What the exercise asks
Pull out every line with the word "placeholder".

Data tied to figure images:
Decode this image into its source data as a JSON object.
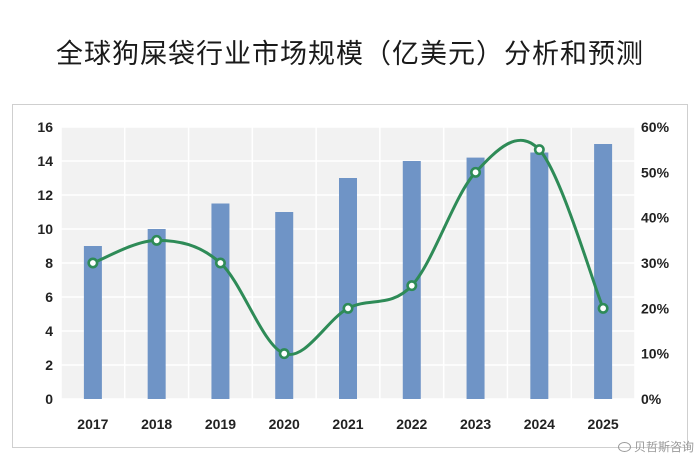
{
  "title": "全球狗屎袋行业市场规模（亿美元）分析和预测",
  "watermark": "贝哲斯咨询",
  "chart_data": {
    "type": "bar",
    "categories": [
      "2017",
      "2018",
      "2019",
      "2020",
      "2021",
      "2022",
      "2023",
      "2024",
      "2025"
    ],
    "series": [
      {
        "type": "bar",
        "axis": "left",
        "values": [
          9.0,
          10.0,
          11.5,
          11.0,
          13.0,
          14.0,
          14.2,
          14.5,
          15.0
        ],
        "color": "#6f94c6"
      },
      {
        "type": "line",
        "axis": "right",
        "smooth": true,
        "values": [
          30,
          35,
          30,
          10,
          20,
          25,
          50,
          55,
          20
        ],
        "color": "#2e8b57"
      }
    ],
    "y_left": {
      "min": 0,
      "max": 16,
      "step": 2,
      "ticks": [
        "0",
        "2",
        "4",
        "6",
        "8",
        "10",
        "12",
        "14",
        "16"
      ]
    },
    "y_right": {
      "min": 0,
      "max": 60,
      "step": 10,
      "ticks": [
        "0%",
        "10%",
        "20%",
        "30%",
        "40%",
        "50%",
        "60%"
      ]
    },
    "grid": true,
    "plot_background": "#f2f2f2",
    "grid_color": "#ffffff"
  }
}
---
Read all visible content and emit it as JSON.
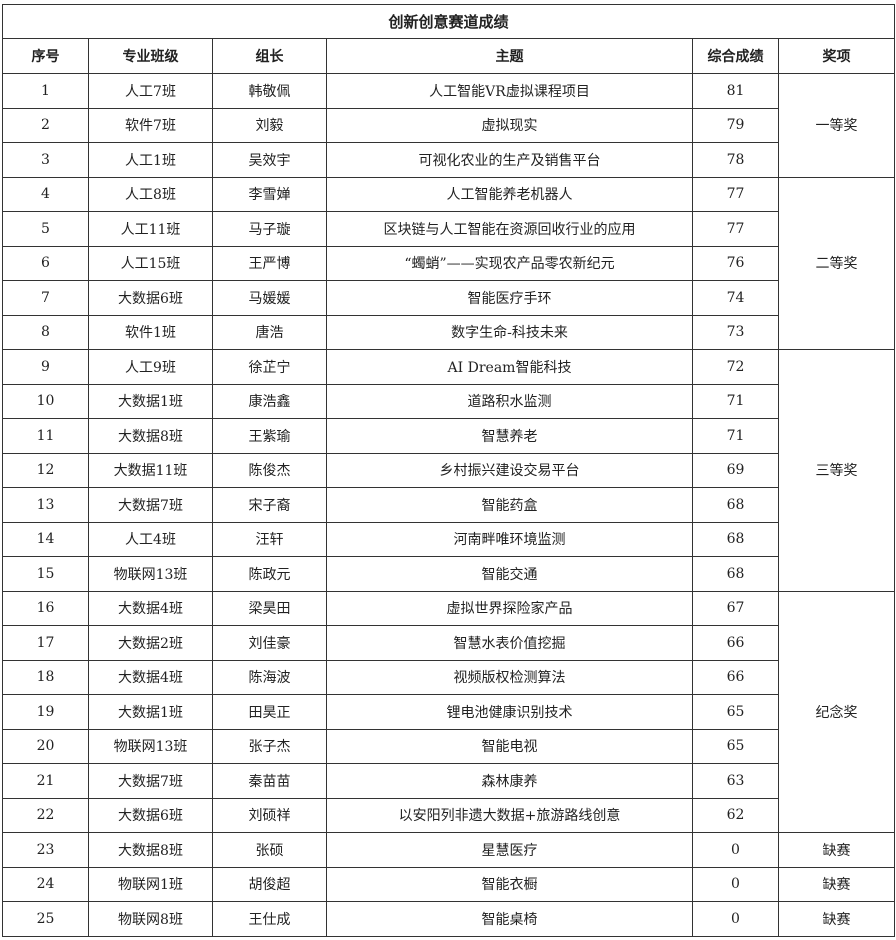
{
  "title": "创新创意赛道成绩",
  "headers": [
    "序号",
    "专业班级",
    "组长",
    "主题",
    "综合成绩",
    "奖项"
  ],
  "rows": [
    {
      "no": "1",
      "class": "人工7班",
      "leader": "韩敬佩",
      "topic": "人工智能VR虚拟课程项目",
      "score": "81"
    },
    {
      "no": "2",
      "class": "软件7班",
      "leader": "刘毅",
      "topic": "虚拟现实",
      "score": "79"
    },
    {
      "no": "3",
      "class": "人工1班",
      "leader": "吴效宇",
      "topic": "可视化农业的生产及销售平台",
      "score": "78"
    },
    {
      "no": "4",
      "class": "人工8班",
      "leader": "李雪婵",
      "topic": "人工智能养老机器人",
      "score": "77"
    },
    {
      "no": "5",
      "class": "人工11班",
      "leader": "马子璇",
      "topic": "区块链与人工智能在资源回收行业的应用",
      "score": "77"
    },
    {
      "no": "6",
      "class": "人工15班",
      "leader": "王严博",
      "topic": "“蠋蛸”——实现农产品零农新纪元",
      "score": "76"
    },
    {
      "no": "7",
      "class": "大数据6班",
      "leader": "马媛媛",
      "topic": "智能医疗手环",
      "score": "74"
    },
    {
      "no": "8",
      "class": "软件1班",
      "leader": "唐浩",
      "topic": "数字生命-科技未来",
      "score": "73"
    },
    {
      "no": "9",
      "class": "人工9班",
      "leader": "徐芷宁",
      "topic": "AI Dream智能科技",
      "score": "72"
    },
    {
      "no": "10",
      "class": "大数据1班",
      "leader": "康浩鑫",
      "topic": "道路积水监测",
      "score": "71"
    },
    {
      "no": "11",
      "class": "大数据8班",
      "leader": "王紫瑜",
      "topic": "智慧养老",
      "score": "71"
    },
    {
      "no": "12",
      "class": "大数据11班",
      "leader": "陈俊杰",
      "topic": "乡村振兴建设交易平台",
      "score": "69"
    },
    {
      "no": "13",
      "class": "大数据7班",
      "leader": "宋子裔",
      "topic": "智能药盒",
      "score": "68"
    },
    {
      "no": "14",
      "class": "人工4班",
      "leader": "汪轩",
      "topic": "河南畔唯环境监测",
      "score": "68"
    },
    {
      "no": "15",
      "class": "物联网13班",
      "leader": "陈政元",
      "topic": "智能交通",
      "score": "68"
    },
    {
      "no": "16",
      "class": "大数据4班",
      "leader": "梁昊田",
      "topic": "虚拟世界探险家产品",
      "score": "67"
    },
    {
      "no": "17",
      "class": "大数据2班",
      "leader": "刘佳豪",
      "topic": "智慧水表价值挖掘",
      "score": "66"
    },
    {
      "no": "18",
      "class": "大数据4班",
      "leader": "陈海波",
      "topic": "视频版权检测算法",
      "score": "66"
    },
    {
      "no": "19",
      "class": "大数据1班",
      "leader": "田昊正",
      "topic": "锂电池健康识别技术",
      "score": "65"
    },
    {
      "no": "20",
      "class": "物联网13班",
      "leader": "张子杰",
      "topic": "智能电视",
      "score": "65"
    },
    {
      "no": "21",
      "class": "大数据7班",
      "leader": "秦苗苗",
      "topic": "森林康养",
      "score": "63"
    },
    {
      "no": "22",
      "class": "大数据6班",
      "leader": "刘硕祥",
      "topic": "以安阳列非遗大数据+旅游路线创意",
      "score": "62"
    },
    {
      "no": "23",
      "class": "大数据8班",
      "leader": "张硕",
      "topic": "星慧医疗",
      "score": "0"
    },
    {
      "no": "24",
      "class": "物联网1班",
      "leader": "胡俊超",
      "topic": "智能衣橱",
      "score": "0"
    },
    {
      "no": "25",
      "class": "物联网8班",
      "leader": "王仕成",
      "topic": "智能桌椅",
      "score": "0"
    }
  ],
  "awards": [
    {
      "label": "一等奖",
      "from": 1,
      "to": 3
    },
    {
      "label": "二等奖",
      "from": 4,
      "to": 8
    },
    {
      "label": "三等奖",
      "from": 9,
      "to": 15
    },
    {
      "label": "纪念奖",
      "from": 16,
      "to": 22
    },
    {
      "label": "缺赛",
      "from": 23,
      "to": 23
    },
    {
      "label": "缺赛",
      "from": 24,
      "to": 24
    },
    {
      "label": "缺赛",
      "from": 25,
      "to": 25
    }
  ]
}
==
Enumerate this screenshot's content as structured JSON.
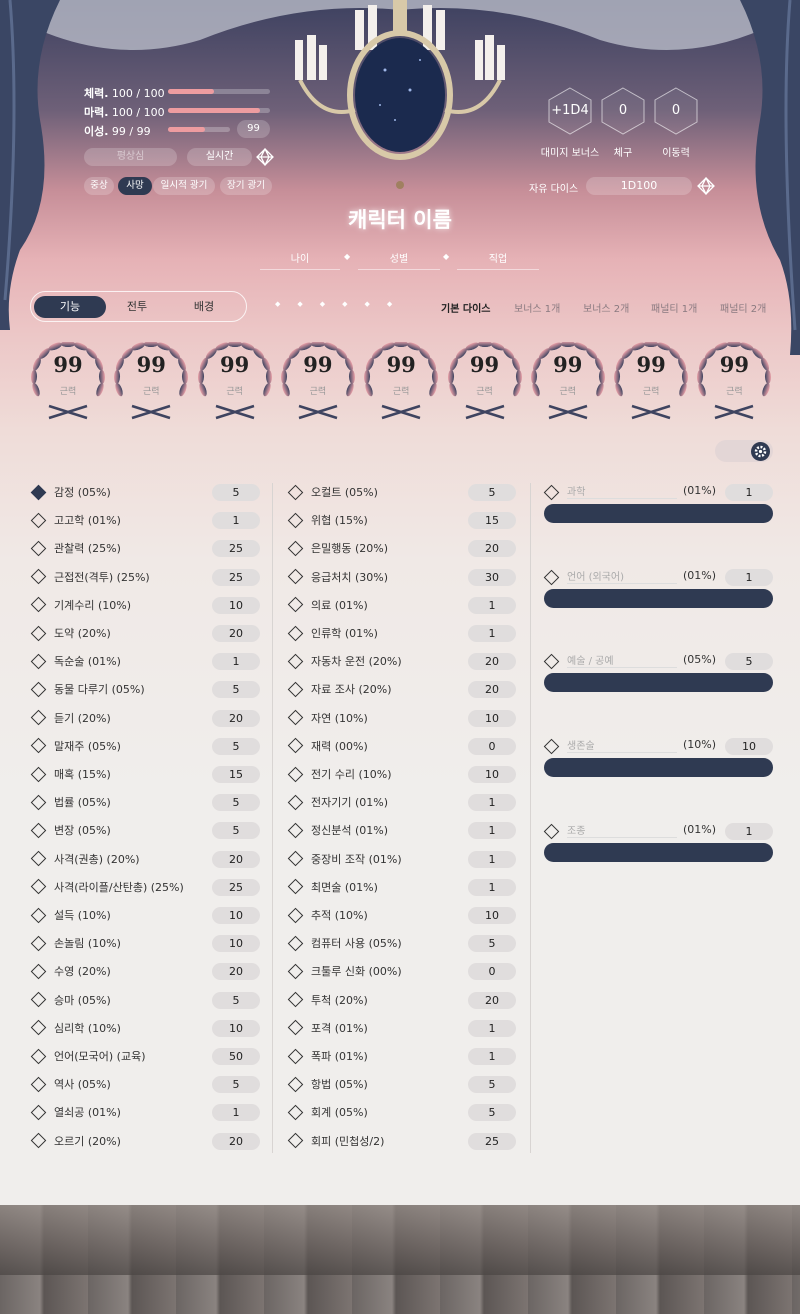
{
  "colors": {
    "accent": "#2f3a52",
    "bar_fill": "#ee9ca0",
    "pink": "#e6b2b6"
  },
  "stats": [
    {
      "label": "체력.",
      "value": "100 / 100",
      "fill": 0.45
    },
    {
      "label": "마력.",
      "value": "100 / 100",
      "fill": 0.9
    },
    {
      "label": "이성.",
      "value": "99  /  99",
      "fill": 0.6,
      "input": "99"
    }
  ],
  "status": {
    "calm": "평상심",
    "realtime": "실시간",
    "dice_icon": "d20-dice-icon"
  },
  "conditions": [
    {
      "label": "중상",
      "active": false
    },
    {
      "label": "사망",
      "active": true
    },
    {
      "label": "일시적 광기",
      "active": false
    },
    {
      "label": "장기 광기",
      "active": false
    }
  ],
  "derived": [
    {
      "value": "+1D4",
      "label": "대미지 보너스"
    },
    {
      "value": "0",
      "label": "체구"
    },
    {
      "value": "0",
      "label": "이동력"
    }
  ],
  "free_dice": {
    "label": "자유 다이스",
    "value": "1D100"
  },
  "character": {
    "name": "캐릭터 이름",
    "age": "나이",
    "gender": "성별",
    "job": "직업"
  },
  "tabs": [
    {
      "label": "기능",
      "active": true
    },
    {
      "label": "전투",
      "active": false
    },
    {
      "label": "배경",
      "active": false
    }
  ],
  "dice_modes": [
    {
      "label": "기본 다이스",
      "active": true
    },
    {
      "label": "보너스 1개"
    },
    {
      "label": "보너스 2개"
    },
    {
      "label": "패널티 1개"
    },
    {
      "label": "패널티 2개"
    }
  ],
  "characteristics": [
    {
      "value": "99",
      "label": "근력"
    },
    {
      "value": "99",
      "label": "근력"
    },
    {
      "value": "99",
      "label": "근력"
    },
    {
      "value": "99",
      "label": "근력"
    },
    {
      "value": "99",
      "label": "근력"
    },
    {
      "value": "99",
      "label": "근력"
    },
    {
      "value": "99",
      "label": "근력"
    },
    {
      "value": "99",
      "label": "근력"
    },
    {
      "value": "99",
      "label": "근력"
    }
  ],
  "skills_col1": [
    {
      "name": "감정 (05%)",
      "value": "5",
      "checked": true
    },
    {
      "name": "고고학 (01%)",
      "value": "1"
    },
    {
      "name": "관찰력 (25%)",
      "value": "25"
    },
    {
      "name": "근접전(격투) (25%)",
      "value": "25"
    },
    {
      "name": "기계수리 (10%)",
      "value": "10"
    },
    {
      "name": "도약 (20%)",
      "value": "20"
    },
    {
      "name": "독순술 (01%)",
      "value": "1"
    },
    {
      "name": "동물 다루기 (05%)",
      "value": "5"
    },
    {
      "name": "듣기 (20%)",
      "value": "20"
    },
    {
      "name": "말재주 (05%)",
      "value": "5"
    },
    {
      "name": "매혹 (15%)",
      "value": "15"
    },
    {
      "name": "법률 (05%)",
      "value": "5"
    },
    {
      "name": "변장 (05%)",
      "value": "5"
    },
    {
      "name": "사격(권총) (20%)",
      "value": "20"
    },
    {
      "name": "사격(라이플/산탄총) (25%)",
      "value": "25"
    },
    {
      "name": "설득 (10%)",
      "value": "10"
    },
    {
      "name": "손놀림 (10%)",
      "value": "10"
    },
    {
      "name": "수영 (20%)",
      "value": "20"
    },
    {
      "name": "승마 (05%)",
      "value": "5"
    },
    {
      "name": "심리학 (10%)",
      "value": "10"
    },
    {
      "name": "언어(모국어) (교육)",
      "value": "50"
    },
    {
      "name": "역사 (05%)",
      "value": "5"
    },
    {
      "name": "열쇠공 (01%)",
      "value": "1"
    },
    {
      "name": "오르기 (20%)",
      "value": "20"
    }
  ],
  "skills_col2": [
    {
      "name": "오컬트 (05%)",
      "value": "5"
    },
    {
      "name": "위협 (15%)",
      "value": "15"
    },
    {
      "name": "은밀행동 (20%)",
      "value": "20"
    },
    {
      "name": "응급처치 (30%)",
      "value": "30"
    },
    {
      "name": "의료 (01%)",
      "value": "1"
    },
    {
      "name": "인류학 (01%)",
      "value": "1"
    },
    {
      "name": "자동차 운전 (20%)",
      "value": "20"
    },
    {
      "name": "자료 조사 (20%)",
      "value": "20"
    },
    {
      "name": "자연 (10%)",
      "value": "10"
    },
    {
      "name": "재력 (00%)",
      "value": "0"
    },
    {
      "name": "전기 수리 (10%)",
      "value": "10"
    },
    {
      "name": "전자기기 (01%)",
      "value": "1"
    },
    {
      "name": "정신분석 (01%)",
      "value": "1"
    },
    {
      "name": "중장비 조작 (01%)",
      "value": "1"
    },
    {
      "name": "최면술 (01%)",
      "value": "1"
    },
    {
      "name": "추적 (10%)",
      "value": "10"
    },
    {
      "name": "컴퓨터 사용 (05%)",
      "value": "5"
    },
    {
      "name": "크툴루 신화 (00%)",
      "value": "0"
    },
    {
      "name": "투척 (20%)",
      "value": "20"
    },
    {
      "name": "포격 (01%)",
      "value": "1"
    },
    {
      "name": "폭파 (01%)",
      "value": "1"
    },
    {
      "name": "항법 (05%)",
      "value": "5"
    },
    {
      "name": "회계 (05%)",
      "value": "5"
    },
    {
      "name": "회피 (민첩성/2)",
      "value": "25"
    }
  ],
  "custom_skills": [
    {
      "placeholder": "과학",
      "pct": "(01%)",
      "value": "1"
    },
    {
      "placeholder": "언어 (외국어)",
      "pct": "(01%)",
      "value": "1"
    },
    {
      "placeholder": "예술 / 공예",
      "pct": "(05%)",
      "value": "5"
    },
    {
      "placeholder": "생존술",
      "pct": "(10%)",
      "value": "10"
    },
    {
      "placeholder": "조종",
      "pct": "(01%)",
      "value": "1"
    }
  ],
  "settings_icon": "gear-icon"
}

Task result
      "placeholder": "과학",
      "placeholder": "언어 (외국어)",
      "placeholder": "예술 / 공예",
      "placeholder": "생존술",
      "placeholder": "조종",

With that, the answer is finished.